── DATASET ENTRIES

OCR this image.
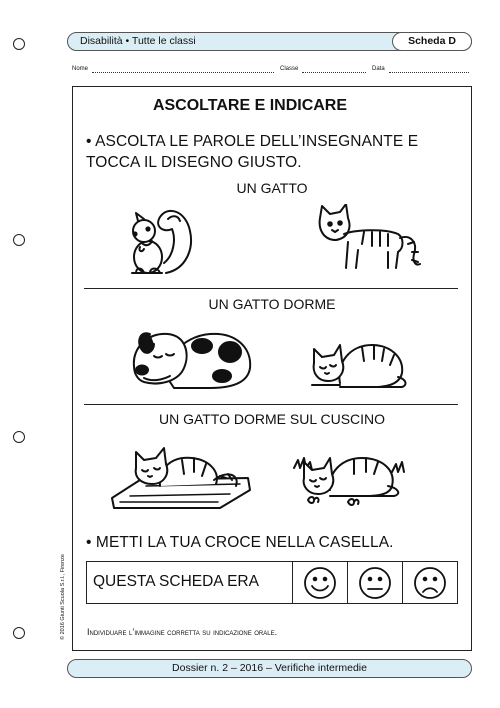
Disabilità • Tutte le classi	Scheda D
Nome	Classe	Data
ASCOLTARE E INDICARE
• ASCOLTA LE PAROLE DELL’INSEGNANTE E
TOCCA IL DISEGNO GIUSTO.
UN GATTO
UN GATTO DORME
UN GATTO DORME SUL CUSCINO
• METTI LA TUA CROCE NELLA CASELLA.
QUESTA SCHEDA ERA
Individuare l’immagine corretta su indicazione orale.
© 2016 Giunti Scuola S.r.l., Firenze
Dossier n. 2 – 2016 – Verifiche intermedie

────

Keep the pictures out of the copy and return the rest of the data above exactly.

OCR this image.
Disabilità • Tutte le classi	Scheda D
Nome	Classe	Data
ASCOLTARE E INDICARE
• ASCOLTA LE PAROLE DELL’INSEGNANTE E
TOCCA IL DISEGNO GIUSTO.
UN GATTO
UN GATTO DORME
UN GATTO DORME SUL CUSCINO
• METTI LA TUA CROCE NELLA CASELLA.
QUESTA SCHEDA ERA
Individuare l’immagine corretta su indicazione orale.
© 2016 Giunti Scuola S.r.l., Firenze
Dossier n. 2 – 2016 – Verifiche intermedie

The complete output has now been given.